Collected data entries:
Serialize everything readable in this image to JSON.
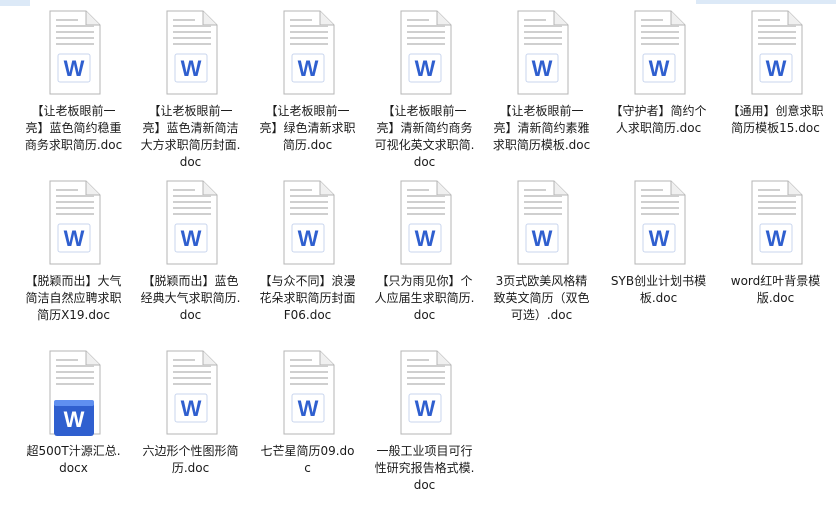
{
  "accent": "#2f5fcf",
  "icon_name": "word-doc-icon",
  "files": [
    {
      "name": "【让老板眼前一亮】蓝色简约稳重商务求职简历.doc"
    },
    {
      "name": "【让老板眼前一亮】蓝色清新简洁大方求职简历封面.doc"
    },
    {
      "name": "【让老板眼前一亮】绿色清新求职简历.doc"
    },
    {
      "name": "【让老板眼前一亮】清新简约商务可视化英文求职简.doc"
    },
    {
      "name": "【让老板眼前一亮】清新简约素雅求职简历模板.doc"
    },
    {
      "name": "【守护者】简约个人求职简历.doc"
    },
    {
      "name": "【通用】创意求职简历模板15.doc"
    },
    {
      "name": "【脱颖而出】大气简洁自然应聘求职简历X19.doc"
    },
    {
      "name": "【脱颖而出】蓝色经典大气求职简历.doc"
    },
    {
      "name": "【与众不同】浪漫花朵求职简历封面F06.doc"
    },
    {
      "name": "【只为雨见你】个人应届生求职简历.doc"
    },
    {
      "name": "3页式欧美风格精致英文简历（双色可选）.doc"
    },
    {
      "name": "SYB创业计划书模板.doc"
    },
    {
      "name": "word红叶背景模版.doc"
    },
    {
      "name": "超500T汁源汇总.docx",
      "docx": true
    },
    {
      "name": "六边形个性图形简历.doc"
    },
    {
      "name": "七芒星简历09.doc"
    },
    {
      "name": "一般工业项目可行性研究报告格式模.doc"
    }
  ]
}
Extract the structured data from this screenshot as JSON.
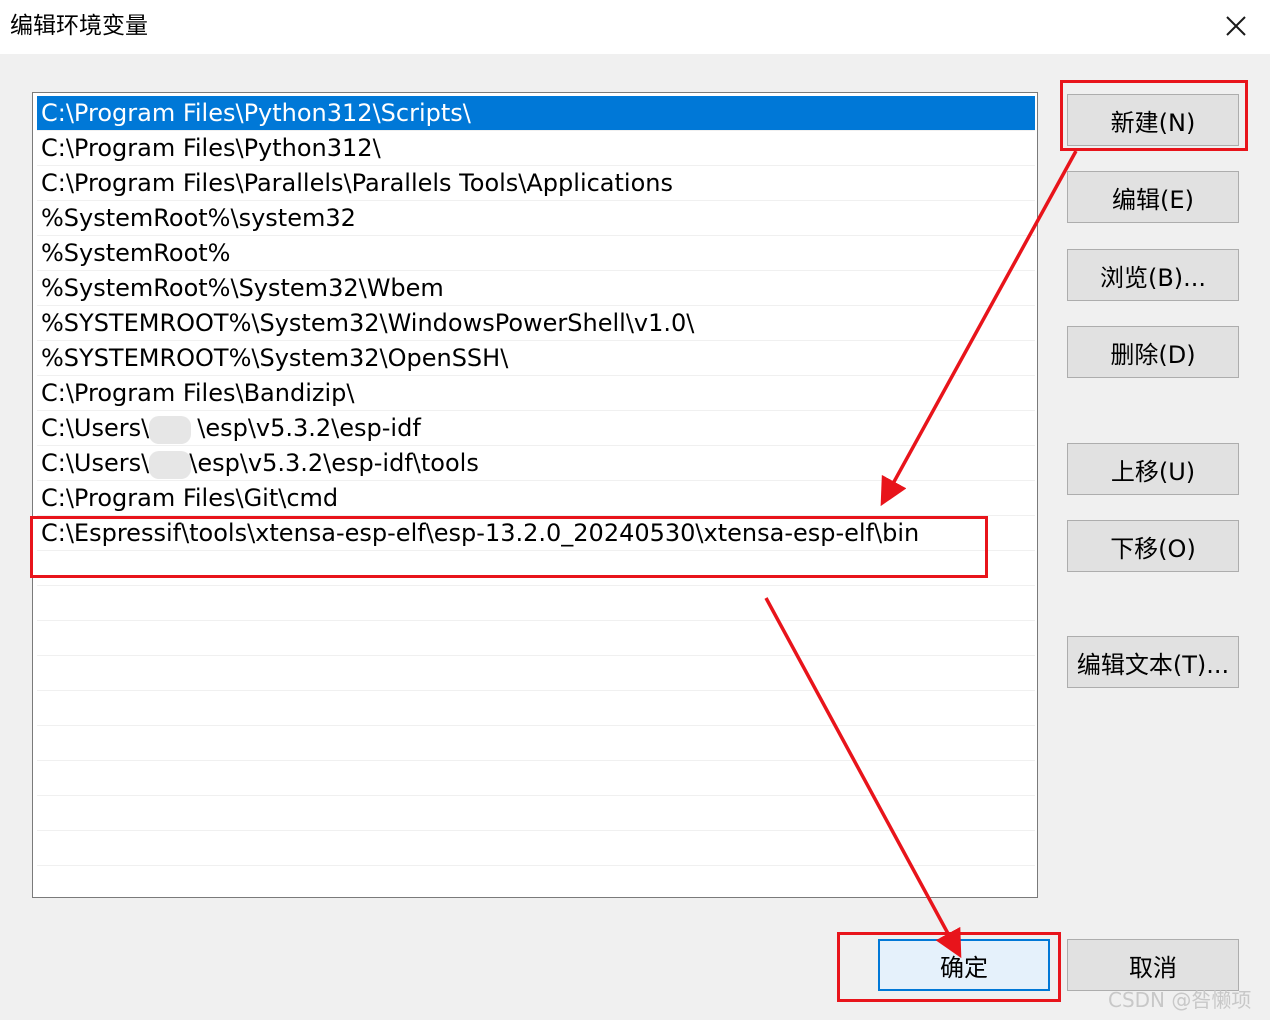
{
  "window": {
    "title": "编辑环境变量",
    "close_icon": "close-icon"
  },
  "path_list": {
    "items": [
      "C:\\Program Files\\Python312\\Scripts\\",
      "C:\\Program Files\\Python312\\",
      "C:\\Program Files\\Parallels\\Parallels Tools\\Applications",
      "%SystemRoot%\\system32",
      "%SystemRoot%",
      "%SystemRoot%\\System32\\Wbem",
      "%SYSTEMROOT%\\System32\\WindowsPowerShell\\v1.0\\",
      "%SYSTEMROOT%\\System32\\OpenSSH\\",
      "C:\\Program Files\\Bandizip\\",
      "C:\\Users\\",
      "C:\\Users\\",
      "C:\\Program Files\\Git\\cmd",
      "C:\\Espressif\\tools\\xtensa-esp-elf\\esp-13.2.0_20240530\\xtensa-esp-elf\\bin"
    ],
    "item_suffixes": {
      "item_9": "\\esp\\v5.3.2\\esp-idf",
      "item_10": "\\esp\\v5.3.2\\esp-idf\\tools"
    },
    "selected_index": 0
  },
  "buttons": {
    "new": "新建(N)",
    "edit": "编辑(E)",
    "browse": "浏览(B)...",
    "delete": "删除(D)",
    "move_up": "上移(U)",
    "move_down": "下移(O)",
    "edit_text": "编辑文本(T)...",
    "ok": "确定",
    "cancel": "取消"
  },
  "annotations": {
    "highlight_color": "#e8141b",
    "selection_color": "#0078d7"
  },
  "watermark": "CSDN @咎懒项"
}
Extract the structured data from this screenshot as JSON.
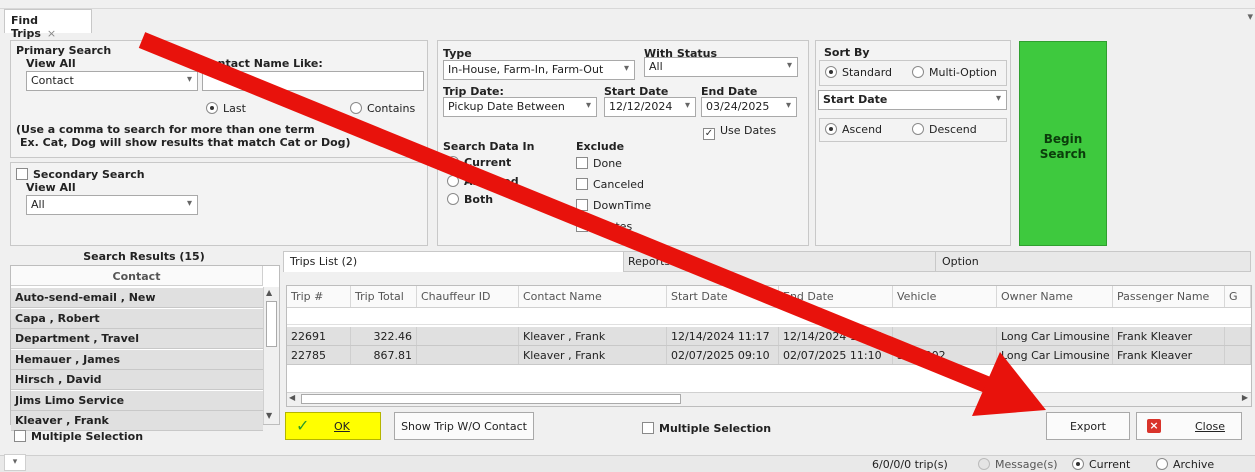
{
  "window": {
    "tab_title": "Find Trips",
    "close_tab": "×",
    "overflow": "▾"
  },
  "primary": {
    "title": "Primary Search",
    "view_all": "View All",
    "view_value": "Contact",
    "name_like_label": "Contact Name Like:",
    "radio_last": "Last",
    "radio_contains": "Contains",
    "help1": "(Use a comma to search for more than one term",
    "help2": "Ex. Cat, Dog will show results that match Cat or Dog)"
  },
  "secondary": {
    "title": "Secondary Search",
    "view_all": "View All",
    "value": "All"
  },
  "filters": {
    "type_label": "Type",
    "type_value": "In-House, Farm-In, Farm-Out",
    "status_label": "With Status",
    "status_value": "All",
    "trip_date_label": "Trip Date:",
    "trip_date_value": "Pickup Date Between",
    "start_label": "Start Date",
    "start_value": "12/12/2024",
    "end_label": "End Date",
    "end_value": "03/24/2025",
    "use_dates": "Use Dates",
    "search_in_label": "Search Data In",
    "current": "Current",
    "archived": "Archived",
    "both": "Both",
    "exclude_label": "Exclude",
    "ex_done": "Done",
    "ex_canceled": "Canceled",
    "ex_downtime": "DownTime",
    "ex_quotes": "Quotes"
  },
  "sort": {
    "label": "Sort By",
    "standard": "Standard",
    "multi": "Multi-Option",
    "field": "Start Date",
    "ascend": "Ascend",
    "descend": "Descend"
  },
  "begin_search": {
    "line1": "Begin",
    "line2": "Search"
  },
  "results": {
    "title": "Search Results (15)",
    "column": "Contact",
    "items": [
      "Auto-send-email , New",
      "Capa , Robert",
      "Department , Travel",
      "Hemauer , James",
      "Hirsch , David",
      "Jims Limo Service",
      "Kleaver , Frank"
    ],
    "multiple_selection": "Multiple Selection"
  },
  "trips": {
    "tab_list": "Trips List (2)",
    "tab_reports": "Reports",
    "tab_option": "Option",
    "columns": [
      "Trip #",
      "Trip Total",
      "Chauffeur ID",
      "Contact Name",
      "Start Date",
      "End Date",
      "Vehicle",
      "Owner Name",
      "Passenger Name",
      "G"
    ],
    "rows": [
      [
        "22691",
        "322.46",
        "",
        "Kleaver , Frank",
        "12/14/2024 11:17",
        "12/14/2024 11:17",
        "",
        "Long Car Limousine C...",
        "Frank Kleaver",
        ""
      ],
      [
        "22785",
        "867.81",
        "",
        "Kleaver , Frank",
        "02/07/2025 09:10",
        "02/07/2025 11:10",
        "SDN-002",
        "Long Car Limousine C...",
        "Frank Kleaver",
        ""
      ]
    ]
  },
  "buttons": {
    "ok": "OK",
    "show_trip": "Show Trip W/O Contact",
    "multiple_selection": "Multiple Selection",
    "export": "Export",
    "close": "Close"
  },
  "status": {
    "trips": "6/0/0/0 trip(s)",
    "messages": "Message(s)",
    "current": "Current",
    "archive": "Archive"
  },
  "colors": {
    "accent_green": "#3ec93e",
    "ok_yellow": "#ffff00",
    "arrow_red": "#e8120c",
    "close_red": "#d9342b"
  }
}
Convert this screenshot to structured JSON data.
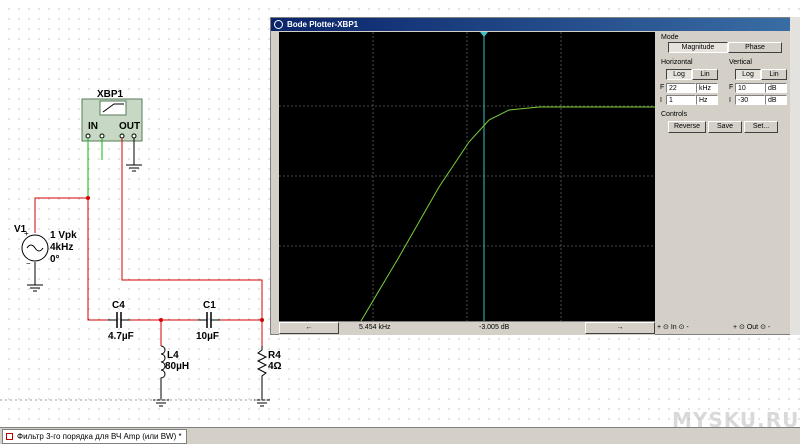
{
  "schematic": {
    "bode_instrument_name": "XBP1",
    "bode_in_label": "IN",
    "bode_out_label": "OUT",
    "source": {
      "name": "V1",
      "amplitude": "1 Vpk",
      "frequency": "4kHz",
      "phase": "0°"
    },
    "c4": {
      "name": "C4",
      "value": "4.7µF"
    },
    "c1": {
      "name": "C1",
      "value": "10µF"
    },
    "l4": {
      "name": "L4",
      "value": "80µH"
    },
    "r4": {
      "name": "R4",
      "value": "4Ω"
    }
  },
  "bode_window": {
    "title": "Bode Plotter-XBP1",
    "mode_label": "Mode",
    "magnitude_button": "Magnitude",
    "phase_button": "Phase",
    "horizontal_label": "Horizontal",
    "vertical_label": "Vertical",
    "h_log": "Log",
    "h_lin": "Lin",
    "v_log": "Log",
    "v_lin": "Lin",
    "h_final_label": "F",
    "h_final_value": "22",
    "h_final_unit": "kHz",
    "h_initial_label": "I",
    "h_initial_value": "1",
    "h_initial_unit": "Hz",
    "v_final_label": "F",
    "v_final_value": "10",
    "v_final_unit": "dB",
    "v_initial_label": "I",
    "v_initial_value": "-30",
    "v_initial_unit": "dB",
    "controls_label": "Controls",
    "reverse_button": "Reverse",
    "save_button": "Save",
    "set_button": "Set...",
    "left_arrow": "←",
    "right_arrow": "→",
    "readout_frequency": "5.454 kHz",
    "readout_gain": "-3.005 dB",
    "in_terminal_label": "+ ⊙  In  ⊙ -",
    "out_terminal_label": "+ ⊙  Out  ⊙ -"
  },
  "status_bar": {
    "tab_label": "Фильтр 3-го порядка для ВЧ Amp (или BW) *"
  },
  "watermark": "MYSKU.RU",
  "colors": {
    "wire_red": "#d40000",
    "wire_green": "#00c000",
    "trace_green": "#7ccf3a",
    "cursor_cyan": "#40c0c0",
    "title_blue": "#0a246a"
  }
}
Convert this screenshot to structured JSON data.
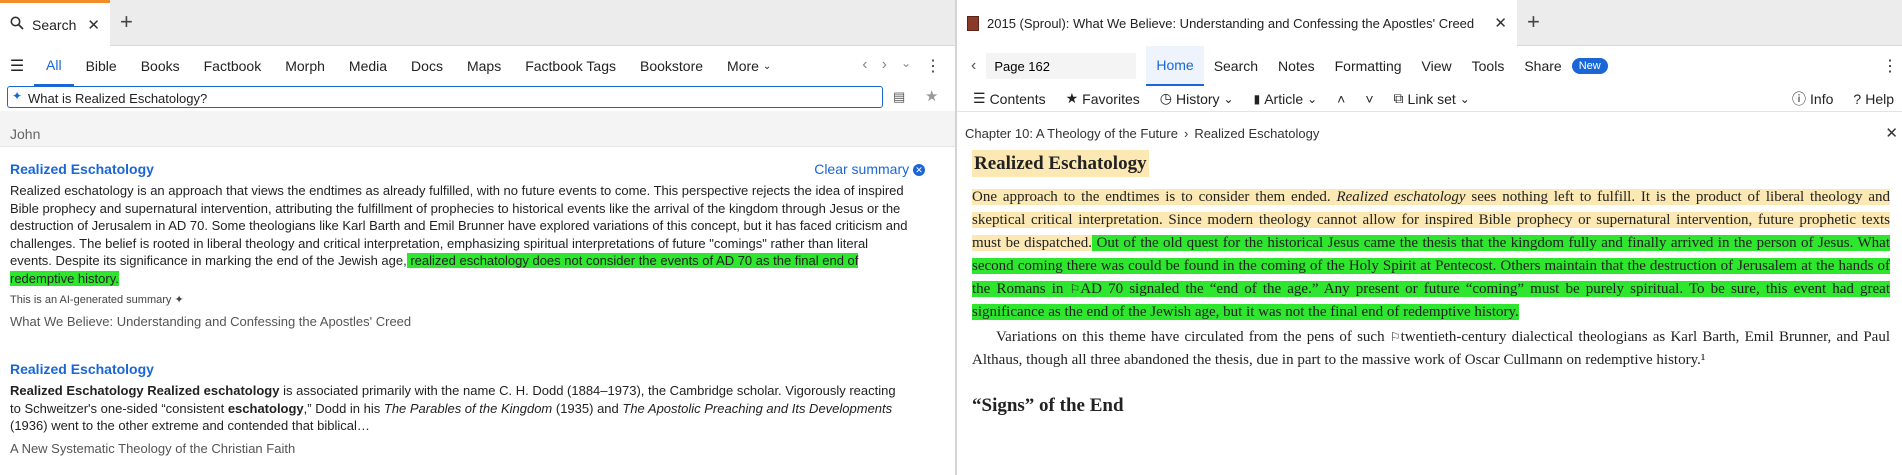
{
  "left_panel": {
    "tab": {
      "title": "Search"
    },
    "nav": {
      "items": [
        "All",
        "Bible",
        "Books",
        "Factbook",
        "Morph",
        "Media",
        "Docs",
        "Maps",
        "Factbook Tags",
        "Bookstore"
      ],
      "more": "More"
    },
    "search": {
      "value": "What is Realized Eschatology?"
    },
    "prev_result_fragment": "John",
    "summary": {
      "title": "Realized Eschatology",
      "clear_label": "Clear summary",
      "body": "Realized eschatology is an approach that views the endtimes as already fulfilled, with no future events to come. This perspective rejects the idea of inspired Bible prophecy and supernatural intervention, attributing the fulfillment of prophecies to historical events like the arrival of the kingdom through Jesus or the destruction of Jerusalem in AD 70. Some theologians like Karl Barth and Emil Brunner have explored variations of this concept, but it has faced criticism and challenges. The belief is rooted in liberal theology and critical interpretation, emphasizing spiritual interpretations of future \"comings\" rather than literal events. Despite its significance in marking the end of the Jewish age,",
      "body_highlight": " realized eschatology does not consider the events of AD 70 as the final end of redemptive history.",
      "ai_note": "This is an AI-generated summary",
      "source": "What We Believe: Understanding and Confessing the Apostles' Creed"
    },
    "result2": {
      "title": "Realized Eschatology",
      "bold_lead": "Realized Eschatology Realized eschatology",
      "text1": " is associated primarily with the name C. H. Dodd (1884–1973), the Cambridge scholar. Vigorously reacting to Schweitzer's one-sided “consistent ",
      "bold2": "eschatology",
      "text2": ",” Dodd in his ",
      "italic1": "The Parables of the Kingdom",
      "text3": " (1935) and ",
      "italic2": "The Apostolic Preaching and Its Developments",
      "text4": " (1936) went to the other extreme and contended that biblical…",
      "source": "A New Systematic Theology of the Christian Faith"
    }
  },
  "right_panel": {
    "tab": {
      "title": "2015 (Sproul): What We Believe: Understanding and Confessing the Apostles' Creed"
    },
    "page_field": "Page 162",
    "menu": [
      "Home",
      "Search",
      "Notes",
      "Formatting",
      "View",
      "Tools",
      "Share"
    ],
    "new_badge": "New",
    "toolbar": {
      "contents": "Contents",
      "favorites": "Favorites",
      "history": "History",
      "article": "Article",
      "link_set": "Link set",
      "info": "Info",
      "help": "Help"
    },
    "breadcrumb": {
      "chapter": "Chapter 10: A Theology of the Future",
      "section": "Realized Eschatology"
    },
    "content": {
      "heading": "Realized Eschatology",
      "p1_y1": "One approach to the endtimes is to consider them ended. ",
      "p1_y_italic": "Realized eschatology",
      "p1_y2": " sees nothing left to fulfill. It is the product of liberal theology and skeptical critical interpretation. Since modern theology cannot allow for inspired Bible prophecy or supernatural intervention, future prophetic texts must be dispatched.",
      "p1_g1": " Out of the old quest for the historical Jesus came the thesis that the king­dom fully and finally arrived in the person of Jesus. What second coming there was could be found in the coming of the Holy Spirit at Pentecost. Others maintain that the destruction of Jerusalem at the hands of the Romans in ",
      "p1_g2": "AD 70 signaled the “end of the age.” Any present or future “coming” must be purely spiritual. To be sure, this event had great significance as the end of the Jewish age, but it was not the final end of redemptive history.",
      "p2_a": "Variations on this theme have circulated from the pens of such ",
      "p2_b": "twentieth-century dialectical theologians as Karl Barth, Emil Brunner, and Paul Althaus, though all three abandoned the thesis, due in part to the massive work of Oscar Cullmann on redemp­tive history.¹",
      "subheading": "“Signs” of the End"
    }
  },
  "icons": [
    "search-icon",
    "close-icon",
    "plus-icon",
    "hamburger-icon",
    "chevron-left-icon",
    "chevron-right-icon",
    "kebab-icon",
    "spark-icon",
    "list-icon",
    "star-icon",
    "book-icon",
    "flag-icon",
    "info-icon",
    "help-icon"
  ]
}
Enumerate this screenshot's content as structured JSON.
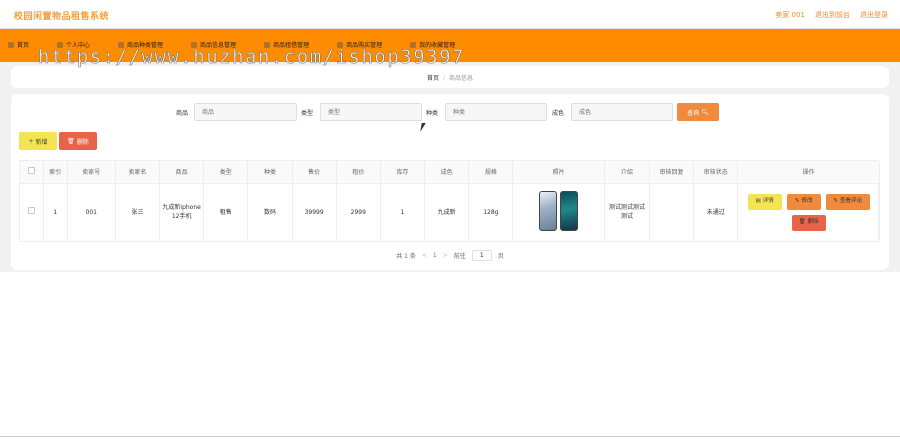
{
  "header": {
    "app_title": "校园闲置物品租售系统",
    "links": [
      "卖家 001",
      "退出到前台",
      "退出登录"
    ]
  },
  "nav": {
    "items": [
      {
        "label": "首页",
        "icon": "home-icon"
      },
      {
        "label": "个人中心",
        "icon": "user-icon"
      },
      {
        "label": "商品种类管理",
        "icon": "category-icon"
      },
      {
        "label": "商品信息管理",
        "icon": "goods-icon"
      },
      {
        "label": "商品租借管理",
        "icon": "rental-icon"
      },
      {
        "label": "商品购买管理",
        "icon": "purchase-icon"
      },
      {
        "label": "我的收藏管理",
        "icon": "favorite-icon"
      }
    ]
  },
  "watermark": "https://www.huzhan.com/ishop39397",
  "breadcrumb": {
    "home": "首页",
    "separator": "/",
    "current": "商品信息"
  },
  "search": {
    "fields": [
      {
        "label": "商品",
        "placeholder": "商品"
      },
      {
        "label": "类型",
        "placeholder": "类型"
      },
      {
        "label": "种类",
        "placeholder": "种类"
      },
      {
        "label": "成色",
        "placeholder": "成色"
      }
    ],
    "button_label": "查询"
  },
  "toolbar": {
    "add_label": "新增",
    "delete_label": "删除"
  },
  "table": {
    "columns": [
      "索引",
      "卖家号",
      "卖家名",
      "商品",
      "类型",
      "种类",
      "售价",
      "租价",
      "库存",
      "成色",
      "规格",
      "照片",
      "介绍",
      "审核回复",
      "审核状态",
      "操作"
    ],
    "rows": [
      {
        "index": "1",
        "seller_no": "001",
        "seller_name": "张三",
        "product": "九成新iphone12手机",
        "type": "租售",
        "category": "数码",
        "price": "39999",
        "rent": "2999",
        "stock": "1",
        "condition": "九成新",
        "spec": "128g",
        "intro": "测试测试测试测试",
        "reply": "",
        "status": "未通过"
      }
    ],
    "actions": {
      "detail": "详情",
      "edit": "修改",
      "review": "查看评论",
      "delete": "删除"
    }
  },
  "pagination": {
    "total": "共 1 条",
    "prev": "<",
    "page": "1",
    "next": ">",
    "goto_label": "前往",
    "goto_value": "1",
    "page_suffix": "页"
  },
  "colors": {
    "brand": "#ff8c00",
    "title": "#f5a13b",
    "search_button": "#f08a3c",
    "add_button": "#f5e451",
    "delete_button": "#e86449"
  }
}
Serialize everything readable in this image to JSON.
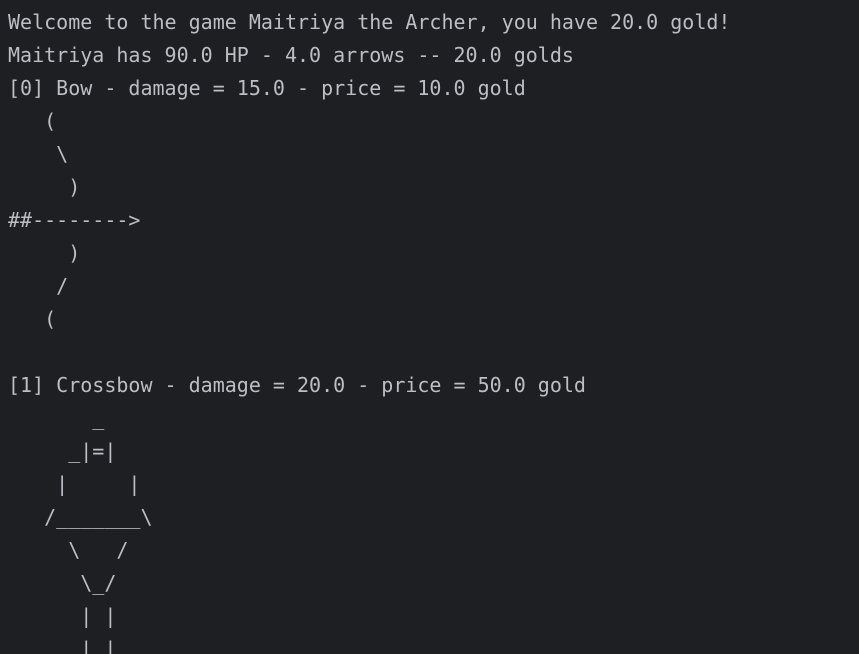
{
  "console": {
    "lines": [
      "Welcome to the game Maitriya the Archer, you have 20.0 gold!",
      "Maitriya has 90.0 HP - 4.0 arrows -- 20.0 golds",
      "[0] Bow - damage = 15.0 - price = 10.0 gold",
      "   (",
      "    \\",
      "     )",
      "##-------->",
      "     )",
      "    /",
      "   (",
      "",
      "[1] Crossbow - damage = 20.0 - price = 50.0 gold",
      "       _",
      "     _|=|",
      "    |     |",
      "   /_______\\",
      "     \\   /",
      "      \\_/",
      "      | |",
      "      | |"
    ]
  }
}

Exercise brief –
Copy every line of the listing that includes the string "Believe".

Exercise response –
      "source": "What We Believe: Understanding and Confessing the Apostles' Creed"
      "title": "2015 (Sproul): What We Believe: Understanding and Confessing the Apostles' Creed"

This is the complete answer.